- **Exercise task**:
Print every line of the listing exactly, please.

- **Provided records**:

— Begin —

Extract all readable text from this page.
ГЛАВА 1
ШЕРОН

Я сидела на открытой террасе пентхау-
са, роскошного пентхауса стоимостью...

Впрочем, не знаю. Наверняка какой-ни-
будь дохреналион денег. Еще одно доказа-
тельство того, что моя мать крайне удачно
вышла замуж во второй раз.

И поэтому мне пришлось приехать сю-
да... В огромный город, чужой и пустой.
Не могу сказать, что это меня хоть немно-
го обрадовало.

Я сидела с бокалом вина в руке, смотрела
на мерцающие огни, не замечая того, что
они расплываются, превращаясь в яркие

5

— End —

- **Response below**:
Extract all readable text from this page.
ГЛАВА 1
ШЕРОН

Я сидела на открытой террасе пентхау-
са, роскошного пентхауса стоимостью...

Впрочем, не знаю. Наверняка какой-ни-
будь дохреналион денег. Еще одно доказа-
тельство того, что моя мать крайне удачно
вышла замуж во второй раз.

И поэтому мне пришлось приехать сю-
да... В огромный город, чужой и пустой.
Не могу сказать, что это меня хоть немно-
го обрадовало.

Я сидела с бокалом вина в руке, смотрела
на мерцающие огни, не замечая того, что
они расплываются, превращаясь в яркие

5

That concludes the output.